The problem:
Which lines in the records below contain the word "ἐλαιογραφία"? Copy each one out.

===== Data for this exercise

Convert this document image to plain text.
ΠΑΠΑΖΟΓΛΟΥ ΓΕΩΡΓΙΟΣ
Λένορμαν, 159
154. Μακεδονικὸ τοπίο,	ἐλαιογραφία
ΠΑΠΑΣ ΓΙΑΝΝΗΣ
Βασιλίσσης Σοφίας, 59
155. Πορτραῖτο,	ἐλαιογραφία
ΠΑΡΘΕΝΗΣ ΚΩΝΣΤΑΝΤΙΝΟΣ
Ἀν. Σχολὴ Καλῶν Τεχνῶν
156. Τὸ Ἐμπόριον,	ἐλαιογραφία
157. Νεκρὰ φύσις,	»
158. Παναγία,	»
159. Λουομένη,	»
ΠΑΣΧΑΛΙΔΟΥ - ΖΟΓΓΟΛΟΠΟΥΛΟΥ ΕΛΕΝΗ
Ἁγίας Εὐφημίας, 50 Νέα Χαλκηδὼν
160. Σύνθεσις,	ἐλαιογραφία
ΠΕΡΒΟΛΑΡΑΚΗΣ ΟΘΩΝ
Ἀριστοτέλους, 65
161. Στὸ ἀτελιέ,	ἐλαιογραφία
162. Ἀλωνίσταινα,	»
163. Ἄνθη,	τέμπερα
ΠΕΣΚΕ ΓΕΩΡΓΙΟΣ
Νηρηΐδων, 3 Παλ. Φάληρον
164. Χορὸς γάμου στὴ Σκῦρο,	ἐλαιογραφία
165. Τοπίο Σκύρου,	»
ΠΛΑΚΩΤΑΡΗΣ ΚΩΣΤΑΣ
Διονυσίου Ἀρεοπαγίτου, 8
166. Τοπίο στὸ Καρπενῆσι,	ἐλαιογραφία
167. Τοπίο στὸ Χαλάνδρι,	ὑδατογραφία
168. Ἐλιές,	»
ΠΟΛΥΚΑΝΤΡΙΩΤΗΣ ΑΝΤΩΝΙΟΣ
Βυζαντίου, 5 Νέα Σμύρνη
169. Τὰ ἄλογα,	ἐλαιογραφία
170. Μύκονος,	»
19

==========
===== Data for this exercise

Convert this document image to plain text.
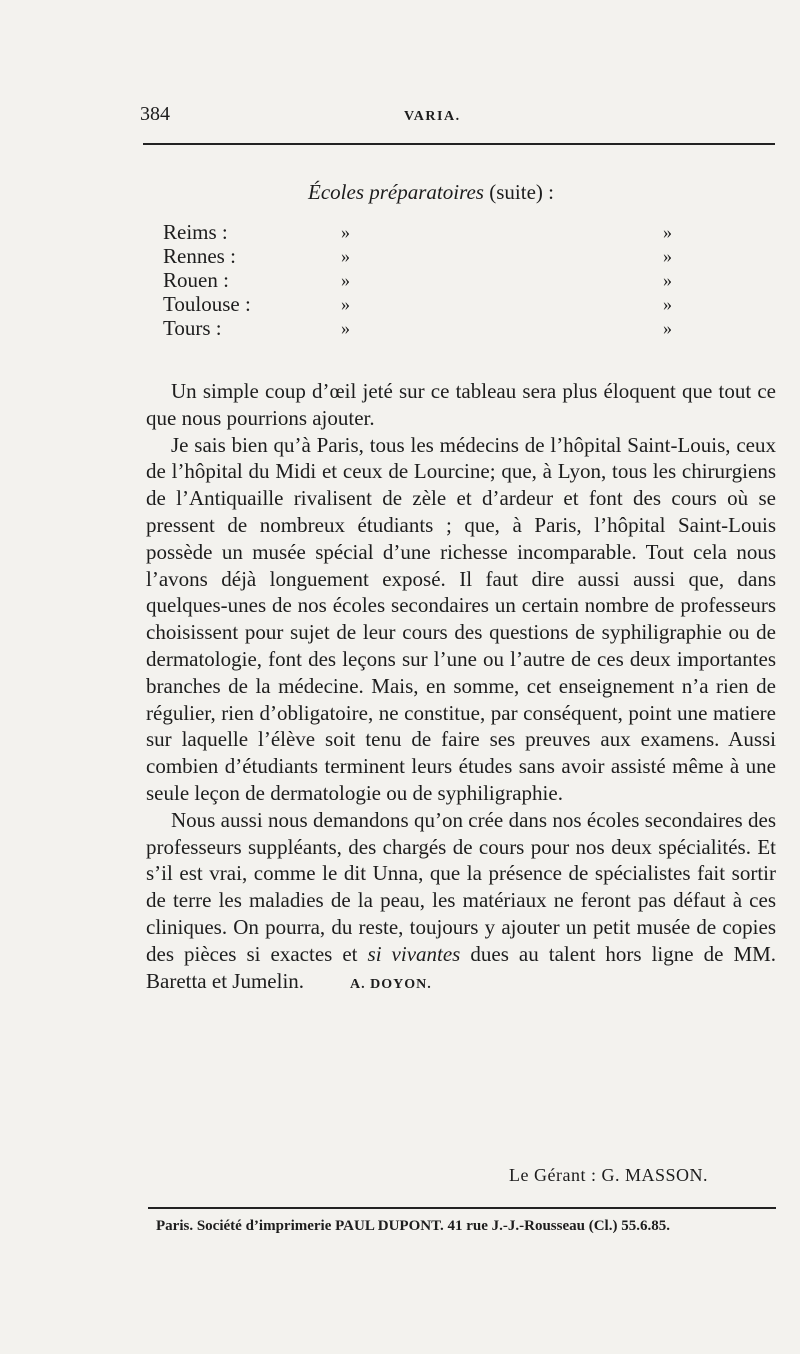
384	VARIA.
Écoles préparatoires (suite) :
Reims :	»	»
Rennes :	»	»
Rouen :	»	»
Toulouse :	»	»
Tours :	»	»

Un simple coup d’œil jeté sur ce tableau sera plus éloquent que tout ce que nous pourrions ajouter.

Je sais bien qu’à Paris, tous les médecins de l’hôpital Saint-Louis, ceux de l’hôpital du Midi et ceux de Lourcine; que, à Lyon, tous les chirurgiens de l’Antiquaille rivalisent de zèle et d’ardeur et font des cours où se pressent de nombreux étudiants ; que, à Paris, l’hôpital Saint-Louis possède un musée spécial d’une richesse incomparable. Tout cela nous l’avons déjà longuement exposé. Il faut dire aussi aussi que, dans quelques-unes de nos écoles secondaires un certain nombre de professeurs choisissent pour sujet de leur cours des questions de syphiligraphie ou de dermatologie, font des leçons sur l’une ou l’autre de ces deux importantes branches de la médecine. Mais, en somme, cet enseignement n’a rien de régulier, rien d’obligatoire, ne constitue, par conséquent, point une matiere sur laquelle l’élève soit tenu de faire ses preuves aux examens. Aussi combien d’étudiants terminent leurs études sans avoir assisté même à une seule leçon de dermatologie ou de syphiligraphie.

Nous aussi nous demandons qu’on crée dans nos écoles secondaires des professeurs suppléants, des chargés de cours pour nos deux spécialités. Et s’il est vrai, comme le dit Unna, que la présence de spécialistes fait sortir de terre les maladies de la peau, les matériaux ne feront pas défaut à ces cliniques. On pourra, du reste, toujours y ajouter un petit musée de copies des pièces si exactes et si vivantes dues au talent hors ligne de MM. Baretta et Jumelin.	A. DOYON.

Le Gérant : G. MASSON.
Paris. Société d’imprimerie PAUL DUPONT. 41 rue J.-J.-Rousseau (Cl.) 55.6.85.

==========
===== Data for this exercise

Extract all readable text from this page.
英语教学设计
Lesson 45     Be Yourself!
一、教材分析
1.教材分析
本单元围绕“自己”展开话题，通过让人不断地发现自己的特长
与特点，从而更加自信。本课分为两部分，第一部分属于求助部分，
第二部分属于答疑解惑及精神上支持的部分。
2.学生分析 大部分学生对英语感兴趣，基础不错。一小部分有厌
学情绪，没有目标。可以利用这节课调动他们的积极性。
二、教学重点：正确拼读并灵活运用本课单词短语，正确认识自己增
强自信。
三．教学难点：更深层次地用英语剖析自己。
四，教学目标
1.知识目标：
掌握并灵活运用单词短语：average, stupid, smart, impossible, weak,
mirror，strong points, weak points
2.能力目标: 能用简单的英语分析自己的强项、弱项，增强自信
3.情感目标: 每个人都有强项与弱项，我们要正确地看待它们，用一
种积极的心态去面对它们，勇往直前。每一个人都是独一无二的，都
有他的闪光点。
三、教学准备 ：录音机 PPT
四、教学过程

==========

Finished answer:
154. Μακεδονικὸ τοπίο,	ἐλαιογραφία
155. Πορτραῖτο,	ἐλαιογραφία
156. Τὸ Ἐμπόριον,	ἐλαιογραφία
160. Σύνθεσις,	ἐλαιογραφία
161. Στὸ ἀτελιέ,	ἐλαιογραφία
164. Χορὸς γάμου στὴ Σκῦρο,	ἐλαιογραφία
166. Τοπίο στὸ Καρπενῆσι,	ἐλαιογραφία
169. Τὰ ἄλογα,	ἐλαιογραφία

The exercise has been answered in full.